Entries taken from a collection:
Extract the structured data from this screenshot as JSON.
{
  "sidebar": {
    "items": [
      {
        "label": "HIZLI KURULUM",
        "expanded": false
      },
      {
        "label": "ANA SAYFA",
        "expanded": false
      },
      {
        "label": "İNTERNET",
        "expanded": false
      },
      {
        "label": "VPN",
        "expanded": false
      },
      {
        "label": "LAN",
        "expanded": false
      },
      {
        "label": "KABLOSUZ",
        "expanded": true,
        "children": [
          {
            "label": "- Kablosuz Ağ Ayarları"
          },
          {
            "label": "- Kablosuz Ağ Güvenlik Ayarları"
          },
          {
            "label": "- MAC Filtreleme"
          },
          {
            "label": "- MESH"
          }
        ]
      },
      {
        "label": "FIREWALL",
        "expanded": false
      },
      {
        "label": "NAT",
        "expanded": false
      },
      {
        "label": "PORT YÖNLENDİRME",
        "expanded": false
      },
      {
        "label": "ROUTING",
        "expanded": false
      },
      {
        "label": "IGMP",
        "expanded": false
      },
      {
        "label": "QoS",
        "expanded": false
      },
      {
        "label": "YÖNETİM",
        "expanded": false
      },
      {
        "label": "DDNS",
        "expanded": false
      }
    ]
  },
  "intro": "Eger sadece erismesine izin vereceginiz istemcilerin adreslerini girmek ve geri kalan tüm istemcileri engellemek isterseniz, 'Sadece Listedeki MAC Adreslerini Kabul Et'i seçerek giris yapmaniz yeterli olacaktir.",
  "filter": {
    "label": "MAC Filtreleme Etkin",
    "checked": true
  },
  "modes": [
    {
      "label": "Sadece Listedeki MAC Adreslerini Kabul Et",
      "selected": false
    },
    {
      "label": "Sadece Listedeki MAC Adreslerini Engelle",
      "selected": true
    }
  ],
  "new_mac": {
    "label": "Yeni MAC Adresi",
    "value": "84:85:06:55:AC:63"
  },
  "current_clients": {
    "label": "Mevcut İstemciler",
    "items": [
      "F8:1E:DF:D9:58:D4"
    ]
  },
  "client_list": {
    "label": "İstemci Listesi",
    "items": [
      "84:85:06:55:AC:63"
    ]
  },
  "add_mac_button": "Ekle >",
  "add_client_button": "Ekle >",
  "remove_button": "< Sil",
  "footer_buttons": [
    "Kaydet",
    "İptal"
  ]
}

Work required
In the entries above, find lines with "Ekle" and copy each.

Solution for this exercise
  "add_mac_button": "Ekle >",
  "add_client_button": "Ekle >",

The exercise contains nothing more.